About this task: Scan the entries for lines with the word "Offense", then copy those lines.

Data excerpts:
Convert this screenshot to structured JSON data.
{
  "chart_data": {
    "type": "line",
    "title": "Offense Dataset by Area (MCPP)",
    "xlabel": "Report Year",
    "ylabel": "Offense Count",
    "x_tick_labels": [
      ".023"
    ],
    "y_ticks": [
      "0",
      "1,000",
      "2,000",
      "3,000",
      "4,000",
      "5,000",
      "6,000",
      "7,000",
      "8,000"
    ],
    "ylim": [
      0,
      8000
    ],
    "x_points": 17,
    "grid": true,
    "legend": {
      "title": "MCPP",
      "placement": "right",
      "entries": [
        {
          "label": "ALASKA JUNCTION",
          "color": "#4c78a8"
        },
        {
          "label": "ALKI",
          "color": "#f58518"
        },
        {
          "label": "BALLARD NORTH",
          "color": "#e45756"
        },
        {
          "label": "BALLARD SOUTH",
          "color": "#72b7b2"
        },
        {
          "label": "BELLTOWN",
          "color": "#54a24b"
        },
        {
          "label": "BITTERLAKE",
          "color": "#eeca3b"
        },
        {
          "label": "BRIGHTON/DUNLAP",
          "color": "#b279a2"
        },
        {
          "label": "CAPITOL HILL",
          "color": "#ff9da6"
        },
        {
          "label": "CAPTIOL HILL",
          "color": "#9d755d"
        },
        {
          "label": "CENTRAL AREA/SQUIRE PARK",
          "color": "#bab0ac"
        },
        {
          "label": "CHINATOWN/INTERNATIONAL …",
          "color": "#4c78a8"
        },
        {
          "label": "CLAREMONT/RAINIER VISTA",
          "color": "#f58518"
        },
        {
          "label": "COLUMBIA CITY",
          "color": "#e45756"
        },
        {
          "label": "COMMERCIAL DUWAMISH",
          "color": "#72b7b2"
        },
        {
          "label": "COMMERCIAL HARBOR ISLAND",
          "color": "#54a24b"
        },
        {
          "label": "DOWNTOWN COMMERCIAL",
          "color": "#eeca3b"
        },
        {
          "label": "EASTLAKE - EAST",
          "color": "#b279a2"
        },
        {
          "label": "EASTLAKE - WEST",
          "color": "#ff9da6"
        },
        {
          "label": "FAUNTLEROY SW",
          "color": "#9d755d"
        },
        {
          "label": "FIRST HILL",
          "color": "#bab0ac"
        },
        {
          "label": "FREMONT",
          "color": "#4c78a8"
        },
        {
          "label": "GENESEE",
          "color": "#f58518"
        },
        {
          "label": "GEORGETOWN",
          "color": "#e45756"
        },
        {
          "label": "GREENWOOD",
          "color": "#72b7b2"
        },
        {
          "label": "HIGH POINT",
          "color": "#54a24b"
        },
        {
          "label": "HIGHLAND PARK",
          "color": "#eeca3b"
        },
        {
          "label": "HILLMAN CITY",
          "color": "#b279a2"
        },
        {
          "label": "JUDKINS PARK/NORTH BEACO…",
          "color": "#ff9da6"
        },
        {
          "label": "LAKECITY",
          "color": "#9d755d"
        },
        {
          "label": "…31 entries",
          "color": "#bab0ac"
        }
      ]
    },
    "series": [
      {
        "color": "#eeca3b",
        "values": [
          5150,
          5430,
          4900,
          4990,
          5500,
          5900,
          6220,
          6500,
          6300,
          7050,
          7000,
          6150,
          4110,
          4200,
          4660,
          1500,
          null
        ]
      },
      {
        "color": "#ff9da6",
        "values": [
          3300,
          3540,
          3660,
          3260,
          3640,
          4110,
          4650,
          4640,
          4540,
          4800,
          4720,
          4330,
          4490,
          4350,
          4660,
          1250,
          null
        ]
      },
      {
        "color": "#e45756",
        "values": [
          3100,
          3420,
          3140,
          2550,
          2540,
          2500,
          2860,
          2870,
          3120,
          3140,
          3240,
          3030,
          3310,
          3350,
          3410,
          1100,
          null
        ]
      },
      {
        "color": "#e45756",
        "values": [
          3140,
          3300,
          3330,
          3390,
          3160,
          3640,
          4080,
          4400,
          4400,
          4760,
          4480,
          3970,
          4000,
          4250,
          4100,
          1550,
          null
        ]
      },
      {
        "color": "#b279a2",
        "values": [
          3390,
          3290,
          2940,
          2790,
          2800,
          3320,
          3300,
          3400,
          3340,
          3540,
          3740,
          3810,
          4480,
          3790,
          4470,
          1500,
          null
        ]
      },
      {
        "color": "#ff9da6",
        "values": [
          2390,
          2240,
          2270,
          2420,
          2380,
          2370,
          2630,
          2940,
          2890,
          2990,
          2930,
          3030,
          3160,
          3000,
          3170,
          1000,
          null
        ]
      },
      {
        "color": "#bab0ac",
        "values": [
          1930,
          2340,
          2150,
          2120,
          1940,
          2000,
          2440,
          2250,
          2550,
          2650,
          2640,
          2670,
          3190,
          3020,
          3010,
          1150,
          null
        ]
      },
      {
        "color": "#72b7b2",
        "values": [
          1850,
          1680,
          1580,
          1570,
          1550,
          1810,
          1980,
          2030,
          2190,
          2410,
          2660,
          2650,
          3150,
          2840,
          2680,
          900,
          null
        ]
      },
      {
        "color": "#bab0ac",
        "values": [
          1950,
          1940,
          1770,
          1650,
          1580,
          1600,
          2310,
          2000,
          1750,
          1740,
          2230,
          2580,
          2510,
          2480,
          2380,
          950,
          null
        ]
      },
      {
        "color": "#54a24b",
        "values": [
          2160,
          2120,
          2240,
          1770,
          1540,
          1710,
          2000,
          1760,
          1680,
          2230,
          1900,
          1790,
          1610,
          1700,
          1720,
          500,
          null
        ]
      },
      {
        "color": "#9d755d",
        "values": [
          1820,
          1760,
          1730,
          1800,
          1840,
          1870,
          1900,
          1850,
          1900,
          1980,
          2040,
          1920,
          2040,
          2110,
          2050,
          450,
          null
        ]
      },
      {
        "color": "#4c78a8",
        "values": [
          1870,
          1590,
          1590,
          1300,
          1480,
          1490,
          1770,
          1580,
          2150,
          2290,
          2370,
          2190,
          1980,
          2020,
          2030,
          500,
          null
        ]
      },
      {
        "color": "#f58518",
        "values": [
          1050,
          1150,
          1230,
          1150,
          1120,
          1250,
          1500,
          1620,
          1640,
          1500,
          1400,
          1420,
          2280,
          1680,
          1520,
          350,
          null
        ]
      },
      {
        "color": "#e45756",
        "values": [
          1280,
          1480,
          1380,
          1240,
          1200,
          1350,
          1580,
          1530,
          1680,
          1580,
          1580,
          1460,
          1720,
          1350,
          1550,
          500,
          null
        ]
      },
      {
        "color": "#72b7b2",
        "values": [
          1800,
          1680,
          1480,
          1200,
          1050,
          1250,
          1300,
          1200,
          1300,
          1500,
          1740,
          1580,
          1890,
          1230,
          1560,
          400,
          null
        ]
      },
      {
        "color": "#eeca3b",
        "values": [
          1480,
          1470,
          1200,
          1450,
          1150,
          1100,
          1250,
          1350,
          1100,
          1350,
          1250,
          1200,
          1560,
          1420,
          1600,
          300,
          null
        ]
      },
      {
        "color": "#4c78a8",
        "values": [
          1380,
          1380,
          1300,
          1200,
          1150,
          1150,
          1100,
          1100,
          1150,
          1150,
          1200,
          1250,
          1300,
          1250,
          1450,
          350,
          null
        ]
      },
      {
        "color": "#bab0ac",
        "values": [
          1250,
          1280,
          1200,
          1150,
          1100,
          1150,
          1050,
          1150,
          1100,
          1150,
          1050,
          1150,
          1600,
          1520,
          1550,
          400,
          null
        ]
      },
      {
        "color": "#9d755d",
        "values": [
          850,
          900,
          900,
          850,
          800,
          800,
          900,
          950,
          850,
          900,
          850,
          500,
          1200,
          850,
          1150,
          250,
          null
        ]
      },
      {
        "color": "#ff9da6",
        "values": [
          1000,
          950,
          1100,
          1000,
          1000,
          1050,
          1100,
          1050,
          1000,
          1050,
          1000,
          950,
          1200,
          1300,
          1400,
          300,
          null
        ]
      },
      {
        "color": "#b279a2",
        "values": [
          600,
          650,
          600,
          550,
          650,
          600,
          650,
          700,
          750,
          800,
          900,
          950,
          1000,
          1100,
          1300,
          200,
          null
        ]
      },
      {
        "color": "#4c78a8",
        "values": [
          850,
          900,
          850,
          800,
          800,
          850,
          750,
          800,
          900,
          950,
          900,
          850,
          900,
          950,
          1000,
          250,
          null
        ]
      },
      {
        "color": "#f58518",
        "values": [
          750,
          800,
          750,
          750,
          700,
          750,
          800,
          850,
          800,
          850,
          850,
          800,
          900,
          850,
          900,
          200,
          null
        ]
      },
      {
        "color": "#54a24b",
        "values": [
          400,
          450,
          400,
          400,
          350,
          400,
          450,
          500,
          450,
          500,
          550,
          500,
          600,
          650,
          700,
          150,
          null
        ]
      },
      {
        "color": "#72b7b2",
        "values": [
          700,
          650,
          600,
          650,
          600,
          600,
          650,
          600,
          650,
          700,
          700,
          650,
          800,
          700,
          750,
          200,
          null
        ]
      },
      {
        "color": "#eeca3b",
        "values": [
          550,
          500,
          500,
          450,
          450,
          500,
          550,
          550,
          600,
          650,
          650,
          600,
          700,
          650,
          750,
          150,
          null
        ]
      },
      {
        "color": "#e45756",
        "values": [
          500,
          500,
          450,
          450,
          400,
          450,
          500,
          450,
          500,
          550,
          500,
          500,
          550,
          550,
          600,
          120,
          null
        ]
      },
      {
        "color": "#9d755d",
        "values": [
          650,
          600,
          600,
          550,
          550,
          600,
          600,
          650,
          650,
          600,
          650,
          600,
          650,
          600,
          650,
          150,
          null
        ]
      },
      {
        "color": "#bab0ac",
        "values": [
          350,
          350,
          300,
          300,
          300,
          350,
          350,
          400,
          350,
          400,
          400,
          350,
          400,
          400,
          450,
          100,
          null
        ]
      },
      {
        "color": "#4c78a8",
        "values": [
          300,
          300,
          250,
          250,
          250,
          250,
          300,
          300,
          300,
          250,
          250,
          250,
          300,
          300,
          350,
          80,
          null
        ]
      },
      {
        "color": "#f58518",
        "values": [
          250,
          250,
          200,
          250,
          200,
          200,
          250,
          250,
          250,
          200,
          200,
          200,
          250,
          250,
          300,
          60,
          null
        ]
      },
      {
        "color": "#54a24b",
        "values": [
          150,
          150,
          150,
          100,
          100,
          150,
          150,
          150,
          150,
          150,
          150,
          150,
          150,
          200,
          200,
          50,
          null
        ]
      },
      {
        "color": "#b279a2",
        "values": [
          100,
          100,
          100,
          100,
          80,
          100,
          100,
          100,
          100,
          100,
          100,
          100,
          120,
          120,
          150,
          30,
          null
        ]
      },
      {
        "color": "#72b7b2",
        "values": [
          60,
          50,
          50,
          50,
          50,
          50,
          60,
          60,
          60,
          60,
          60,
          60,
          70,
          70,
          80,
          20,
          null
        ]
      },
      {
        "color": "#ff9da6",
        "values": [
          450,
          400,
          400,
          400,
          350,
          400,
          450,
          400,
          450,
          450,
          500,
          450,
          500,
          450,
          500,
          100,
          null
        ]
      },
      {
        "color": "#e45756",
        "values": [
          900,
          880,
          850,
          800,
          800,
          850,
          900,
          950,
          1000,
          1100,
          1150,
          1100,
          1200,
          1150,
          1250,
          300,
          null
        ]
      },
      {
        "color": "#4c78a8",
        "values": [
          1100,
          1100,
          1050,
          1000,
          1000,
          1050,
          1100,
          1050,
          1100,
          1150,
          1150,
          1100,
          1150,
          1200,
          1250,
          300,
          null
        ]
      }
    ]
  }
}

Answer to this task:
    "title": "Offense Dataset by Area (MCPP)",
    "ylabel": "Offense Count",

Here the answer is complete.